**Task requirements:** Go on with the essay below about two decades of photographing families in Troy, New York, starting after its last sentence.

═══ Extract provided ═══

Grown Upstate: The Legacy of Love in the Collar City, 2013-2023
Brenda Ann Kenneally
I was ten years into photographing what became our first book about Troy, New York; Upstate Girls: Unraveling Collar City 2004-2013, when one of the few professional peers I had managed to form a relationship with asked if I had considered that I might be “hiding out” in the work by staying so long with the same people and place. NO! My heart, mind and gut knew that when I was in Deb Stocklas’s kitchen I was at the center of the universe as a human and as a journalist. My intuition that every story in America could be told through life lived on the block of Sixth Avenue in North Troy has proved true. For the many pieces of domestic reporting that eventually made their way into The New York Times, the sprawling New Yorker essay or NPR newsfeed, I have seen connections as they unfolded in real time over years spent in somebody’s living room in this post-industrial neighborhood.
I met the families who would compel me to remain with them for twenty years in 2004, when I was invited to photograph 14-year-old Kayla Stocklas in labor and delivering her first child. Kayla lived in Troy, about ten minutes from where I was born, and where thirty years earlier I had gotten pregnant at fourteen and had an abortion. The birth of Kayla’s son, D’Anthony Stocklas, established the Stocklas family’s foothold into a generation further away from the possibility of upward mobility, and one generation closer to being cemented into the class inequity of their Victorian era counterparts who powered Troy’s factories in the late 19th and early 20th century.

═══ Data block ═══

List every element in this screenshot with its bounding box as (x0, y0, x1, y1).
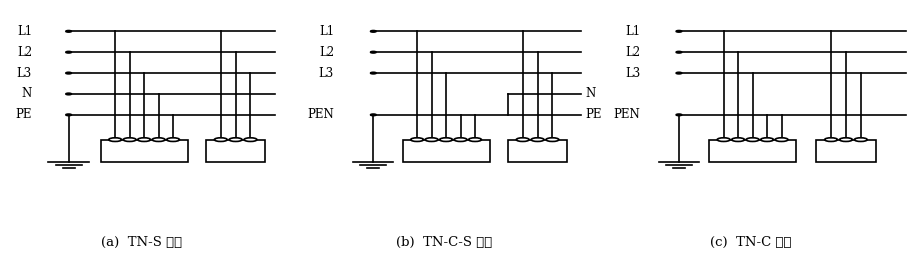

═══

**Reply:**
Over the years I would come to know and document the Stocklas’s neighborhood family and support network as they extended along the historically low-wealth block of Sixth Avenue in North Troy. The Stocklas homestead, a dilapidated two-story wood frame with a pair of makeshift apartments on the top, meant homes for their children when they became parents and is a way to generate a bit of extra income for the grandparents who collect token amounts of monthly rent from their grown children. On hundreds of mornings I followed Deb Stocklas, the strong matriarch of the house that has been the center of our Upstate Girls extended family. I marveled at her strength as she dragged herself through long silent rooms full of a dozen sleeping bodies to muster a cup of Mr. Coffee resistance against the thick grey dawn that she pushes through on her way to work as a bus driver for students with special needs. Deb’s seven children and an array of grandchildren have come of age under this roof owned by her common-law husband who everyone calls Poppa Stocklas.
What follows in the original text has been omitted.